# Listing
----
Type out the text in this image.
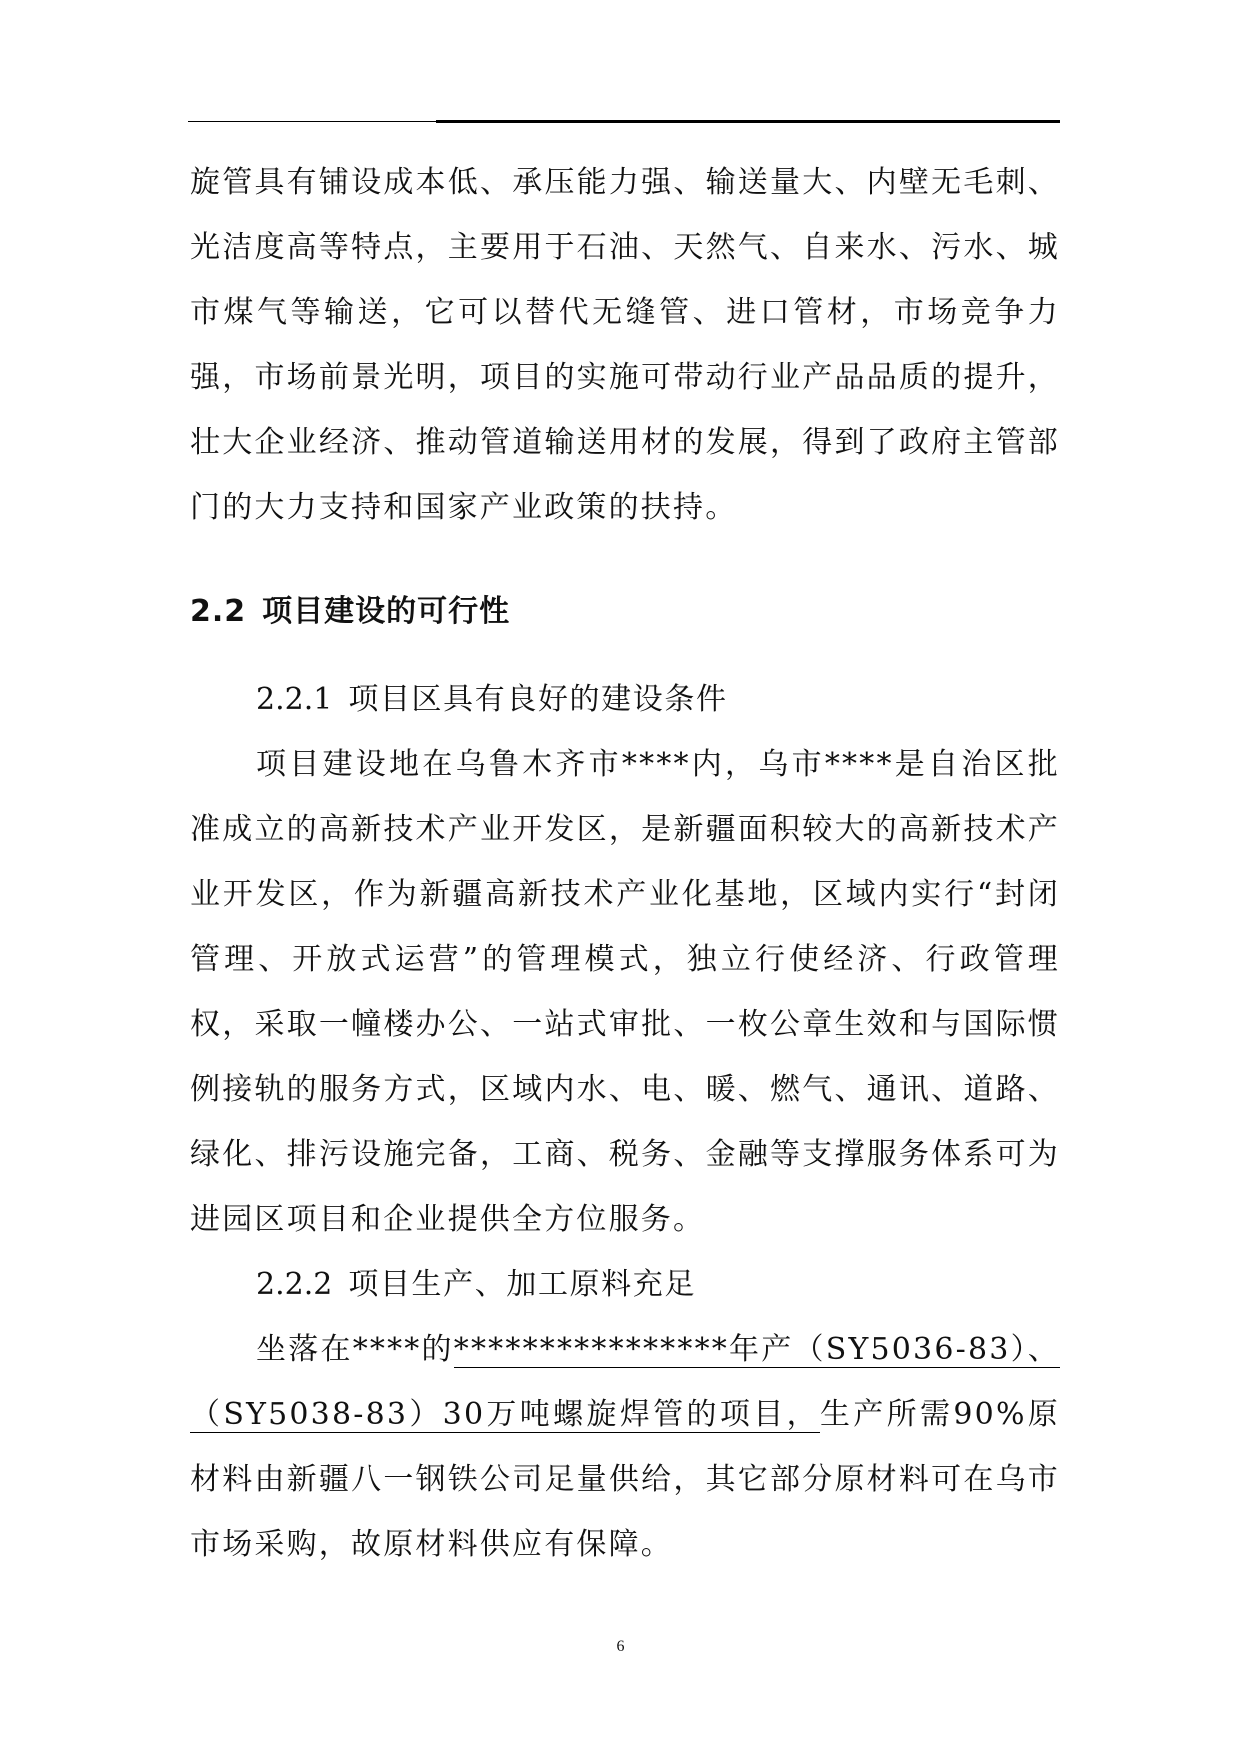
旋管具有铺设成本低、承压能力强、输送量大、内壁无毛刺、光洁度高等特点，主要用于石油、天然气、自来水、污水、城市煤气等输送，它可以替代无缝管、进口管材，市场竞争力强，市场前景光明，项目的实施可带动行业产品品质的提升，壮大企业经济、推动管道输送用材的发展，得到了政府主管部门的大力支持和国家产业政策的扶持。

2.2 项目建设的可行性
2.2.1 项目区具有良好的建设条件

项目建设地在乌鲁木齐市****内，乌市****是自治区批准成立的高新技术产业开发区，是新疆面积较大的高新技术产业开发区，作为新疆高新技术产业化基地，区域内实行“封闭管理、开放式运营”的管理模式，独立行使经济、行政管理权，采取一幢楼办公、一站式审批、一枚公章生效和与国际惯例接轨的服务方式，区域内水、电、暖、燃气、通讯、道路、绿化、排污设施完备，工商、税务、金融等支撑服务体系可为进园区项目和企业提供全方位服务。

2.2.2 项目生产、加工原料充足

坐落在****的****************年产（SY5036-83）、（SY5038-83）30万吨螺旋焊管的项目，生产所需90%原材料由新疆八一钢铁公司足量供给，其它部分原材料可在乌市市场采购，故原材料供应有保障。

6
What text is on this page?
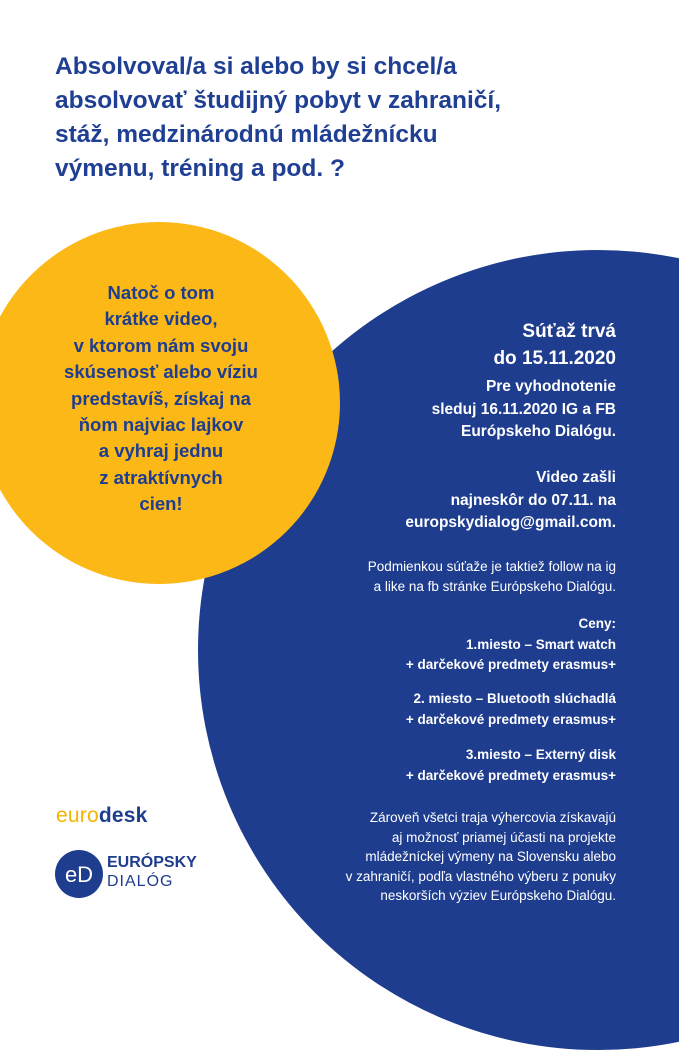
Absolvoval/a si alebo by si chcel/a
absolvovať študijný pobyt v zahraničí,
stáž, medzinárodnú mládežnícku
výmenu, tréning a pod. ?
Natoč o tom
krátke video,
v ktorom nám svoju
skúsenosť alebo víziu
predstavíš, získaj na
ňom najviac lajkov
a vyhraj jednu
z atraktívnych
cien!
Súťaž trvá
do 15.11.2020
Pre vyhodnotenie
sleduj 16.11.2020 IG a FB
Európskeho Dialógu.
Video zašli
najneskôr do 07.11. na
europskydialog@gmail.com.
Podmienkou súťaže je taktiež follow na ig
a like na fb stránke Európskeho Dialógu.
Ceny:
1.miesto – Smart watch
+ darčekové predmety erasmus+
2. miesto – Bluetooth slúchadlá
+ darčekové predmety erasmus+
3.miesto – Externý disk
+ darčekové predmety erasmus+
Zároveň všetci traja výhercovia získavajú
aj možnosť priamej účasti na projekte
mládežníckej výmeny na Slovensku alebo
v zahraničí, podľa vlastného výberu z ponuky
neskorších výziev Európskeho Dialógu.
eurodesk
eD EURÓPSKY
DIALÓG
----
# Problem requirements
Go through the lines above. Select every one that has the string "alebo".

# Written solution
Absolvoval/a si alebo by si chcel/a
skúsenosť alebo víziu
mládežníckej výmeny na Slovensku alebo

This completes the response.